### DATASET ROWS
....
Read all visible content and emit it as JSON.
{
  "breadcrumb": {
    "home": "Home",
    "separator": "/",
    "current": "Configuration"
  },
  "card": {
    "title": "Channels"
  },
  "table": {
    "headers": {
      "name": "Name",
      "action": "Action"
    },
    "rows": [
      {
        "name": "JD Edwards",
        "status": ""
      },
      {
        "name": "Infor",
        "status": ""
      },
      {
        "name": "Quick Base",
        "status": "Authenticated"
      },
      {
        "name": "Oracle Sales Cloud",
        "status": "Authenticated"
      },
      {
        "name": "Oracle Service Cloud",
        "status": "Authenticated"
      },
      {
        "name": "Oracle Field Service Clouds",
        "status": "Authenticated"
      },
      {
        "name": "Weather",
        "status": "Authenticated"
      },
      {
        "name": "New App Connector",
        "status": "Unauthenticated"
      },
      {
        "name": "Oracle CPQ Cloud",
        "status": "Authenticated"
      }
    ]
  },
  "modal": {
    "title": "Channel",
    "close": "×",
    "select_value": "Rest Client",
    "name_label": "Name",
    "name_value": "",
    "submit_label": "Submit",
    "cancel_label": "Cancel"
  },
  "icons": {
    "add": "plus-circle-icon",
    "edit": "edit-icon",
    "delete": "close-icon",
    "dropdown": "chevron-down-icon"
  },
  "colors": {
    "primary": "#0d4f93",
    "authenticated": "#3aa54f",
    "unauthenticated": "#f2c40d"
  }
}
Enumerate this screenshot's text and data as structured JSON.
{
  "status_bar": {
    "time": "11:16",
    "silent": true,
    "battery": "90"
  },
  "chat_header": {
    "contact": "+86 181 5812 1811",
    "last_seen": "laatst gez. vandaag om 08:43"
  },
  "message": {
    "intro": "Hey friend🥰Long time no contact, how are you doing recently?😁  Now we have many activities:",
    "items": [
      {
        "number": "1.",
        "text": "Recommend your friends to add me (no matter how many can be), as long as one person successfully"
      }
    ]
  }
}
....
### EXERCISE
Return each entry from above without altering a single character.

### WRITTEN RESPONSE
Read all visible content and emit it as JSON.
{
  "breadcrumb": {
    "home": "Home",
    "separator": "/",
    "current": "Configuration"
  },
  "card": {
    "title": "Channels"
  },
  "table": {
    "headers": {
      "name": "Name",
      "action": "Action"
    },
    "rows": [
      {
        "name": "JD Edwards",
        "status": ""
      },
      {
        "name": "Infor",
        "status": ""
      },
      {
        "name": "Quick Base",
        "status": "Authenticated"
      },
      {
        "name": "Oracle Sales Cloud",
        "status": "Authenticated"
      },
      {
        "name": "Oracle Service Cloud",
        "status": "Authenticated"
      },
      {
        "name": "Oracle Field Service Clouds",
        "status": "Authenticated"
      },
      {
        "name": "Weather",
        "status": "Authenticated"
      },
      {
        "name": "New App Connector",
        "status": "Unauthenticated"
      },
      {
        "name": "Oracle CPQ Cloud",
        "status": "Authenticated"
      }
    ]
  },
  "modal": {
    "title": "Channel",
    "close": "×",
    "select_value": "Rest Client",
    "name_label": "Name",
    "name_value": "",
    "submit_label": "Submit",
    "cancel_label": "Cancel"
  },
  "icons": {
    "add": "plus-circle-icon",
    "edit": "edit-icon",
    "delete": "close-icon",
    "dropdown": "chevron-down-icon"
  },
  "colors": {
    "primary": "#0d4f93",
    "authenticated": "#3aa54f",
    "unauthenticated": "#f2c40d"
  }
}
Enumerate this screenshot's text and data as structured JSON.
{
  "status_bar": {
    "time": "11:16",
    "silent": true,
    "battery": "90"
  },
  "chat_header": {
    "contact": "+86 181 5812 1811",
    "last_seen": "laatst gez. vandaag om 08:43"
  },
  "message": {
    "intro": "Hey friend🥰Long time no contact, how are you doing recently?😁  Now we have many activities:",
    "items": [
      {
        "number": "1.",
        "text": "Recommend your friends to add me (no matter how many can be), as long as one person successfully"
      }
    ]
  }
}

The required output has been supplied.